## AVAILABLE RECORDS

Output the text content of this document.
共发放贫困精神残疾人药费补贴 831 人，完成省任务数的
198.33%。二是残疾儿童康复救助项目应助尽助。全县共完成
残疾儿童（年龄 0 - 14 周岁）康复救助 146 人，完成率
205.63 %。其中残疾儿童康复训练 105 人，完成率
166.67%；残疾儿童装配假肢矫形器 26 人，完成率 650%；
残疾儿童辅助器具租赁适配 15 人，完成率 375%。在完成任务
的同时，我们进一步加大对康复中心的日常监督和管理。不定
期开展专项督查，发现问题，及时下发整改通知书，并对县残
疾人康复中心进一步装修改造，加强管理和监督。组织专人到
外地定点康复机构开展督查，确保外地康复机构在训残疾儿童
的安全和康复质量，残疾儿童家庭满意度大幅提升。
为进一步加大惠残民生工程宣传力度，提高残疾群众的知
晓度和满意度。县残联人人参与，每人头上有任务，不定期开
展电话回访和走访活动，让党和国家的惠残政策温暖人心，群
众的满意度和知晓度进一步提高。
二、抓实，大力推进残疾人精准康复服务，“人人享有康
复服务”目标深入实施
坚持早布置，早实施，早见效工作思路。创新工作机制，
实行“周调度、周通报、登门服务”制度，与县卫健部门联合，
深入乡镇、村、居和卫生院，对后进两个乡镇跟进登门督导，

--

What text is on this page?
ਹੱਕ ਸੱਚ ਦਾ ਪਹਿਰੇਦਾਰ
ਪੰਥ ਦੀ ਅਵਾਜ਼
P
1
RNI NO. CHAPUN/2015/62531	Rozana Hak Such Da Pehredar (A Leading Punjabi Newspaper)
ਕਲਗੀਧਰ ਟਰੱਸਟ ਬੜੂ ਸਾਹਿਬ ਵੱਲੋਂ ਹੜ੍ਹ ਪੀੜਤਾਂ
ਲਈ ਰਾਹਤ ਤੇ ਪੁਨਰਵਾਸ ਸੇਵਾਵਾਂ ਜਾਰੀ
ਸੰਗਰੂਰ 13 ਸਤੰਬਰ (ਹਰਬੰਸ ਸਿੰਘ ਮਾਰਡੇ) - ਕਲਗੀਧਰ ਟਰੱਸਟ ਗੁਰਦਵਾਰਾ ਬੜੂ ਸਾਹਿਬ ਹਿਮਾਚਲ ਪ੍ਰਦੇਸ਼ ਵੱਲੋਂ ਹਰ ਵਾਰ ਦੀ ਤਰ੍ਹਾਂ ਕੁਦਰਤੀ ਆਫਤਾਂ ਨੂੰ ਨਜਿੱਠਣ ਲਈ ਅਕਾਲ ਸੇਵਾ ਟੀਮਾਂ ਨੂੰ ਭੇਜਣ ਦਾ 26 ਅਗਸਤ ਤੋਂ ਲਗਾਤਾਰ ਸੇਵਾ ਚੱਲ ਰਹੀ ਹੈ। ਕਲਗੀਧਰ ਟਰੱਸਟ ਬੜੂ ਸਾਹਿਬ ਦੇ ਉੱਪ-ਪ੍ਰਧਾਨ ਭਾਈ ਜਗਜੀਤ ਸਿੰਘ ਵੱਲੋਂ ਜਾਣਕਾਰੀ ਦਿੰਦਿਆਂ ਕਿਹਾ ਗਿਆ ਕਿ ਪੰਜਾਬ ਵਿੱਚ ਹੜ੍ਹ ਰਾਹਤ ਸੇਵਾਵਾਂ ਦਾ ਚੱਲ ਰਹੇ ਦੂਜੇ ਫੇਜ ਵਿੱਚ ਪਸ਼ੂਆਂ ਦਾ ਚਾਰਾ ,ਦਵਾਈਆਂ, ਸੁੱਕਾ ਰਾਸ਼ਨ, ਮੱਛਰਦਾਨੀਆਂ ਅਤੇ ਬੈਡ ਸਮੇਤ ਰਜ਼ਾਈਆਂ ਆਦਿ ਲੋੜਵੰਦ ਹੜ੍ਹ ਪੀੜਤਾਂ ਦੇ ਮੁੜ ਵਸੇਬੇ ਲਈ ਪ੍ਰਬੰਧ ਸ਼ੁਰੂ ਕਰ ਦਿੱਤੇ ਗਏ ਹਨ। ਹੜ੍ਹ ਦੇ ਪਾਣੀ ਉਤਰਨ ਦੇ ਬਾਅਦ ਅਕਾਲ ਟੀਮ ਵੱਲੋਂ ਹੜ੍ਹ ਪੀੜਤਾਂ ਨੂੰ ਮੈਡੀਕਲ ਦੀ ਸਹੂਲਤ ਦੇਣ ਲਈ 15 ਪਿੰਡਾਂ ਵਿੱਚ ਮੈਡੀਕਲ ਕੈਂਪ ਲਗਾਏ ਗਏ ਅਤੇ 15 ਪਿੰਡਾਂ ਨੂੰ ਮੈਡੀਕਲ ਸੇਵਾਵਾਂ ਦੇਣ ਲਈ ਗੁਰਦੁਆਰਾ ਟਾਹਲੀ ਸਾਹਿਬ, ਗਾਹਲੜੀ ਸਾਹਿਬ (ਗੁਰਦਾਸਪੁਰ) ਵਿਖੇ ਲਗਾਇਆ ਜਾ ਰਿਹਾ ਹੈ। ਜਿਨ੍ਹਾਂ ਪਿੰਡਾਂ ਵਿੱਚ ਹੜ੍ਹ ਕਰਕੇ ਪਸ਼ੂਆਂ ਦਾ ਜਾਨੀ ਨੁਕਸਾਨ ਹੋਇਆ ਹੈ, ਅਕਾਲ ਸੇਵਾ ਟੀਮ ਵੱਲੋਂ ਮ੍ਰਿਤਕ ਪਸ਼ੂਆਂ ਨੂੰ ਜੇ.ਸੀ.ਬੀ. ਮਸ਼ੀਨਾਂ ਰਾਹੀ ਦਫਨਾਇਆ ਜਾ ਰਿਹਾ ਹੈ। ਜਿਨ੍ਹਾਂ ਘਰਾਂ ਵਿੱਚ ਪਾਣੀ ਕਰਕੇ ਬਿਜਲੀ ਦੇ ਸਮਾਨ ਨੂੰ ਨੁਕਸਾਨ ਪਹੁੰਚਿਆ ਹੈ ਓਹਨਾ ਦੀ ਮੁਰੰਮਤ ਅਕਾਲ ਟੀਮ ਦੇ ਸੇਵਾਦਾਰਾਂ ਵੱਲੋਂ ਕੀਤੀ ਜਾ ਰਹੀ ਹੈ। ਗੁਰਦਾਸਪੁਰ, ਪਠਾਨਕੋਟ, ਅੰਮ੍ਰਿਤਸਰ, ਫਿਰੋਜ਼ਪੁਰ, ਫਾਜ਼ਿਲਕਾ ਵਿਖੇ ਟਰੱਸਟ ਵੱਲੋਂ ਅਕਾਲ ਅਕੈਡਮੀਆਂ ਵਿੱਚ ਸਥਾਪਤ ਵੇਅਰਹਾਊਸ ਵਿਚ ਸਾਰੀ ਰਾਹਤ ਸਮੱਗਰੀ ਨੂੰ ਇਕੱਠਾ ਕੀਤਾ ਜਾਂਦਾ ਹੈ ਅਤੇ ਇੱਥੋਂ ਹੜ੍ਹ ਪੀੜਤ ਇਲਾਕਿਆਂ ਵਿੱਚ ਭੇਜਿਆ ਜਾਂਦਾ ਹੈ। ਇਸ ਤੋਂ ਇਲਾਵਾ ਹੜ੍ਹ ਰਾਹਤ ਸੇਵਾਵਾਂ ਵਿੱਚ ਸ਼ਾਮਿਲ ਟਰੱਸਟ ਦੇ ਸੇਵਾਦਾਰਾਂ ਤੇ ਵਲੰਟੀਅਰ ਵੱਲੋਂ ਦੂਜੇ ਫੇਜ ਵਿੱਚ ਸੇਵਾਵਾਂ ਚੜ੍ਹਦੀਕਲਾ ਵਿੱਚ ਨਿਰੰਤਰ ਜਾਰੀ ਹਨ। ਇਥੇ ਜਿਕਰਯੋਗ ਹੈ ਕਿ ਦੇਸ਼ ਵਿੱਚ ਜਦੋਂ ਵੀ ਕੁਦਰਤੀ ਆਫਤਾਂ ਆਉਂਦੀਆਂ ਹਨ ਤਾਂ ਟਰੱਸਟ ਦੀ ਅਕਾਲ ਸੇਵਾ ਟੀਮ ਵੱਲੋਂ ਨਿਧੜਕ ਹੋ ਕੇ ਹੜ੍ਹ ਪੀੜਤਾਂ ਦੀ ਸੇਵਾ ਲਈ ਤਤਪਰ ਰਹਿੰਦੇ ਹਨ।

## EXERCISE INSTRUCTIONS
Copy each line of the listing that includes "text".

## THE SOLUTION
Output the text content of this document.
What text is on this page?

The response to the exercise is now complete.